- _TASK DIRECTIONS_
Write out the listing below without alteration, omitting its pictures.

- _TASK MATERIAL_
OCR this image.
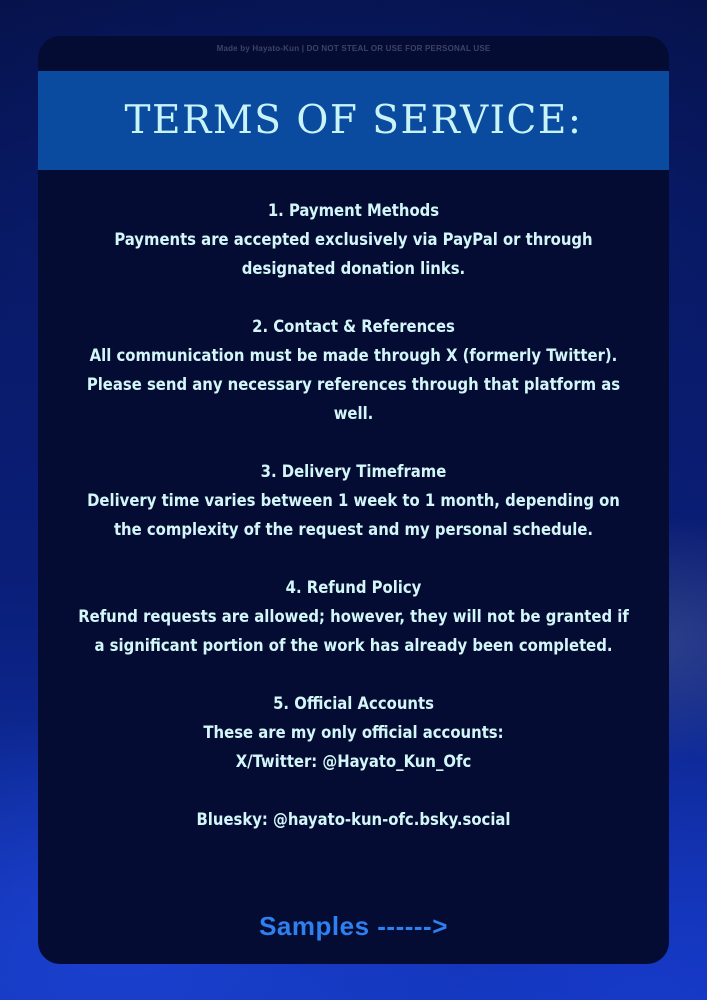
Made by Hayato-Kun | DO NOT STEAL OR USE FOR PERSONAL USE
TERMS OF SERVICE:

1. Payment Methods

Payments are accepted exclusively via PayPal or through designated donation links.

2. Contact & References

All communication must be made through X (formerly Twitter). Please send any necessary references through that platform as well.

3. Delivery Timeframe

Delivery time varies between 1 week to 1 month, depending on the complexity of the request and my personal schedule.

4. Refund Policy

Refund requests are allowed; however, they will not be granted if a significant portion of the work has already been completed.

5. Official Accounts

These are my only official accounts:

X/Twitter: @Hayato_Kun_Ofc

Bluesky: @hayato-kun-ofc.bsky.social

Samples ------>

- _SOLUTION FOR THIS PROBLEM_
OCR this image.
Made by Hayato-Kun | DO NOT STEAL OR USE FOR PERSONAL USE
TERMS OF SERVICE:

1. Payment Methods

Payments are accepted exclusively via PayPal or through designated donation links.

2. Contact & References

All communication must be made through X (formerly Twitter). Please send any necessary references through that platform as well.

3. Delivery Timeframe

Delivery time varies between 1 week to 1 month, depending on the complexity of the request and my personal schedule.

4. Refund Policy

Refund requests are allowed; however, they will not be granted if a significant portion of the work has already been completed.

5. Official Accounts

These are my only official accounts:

X/Twitter: @Hayato_Kun_Ofc

Bluesky: @hayato-kun-ofc.bsky.social

Samples ------>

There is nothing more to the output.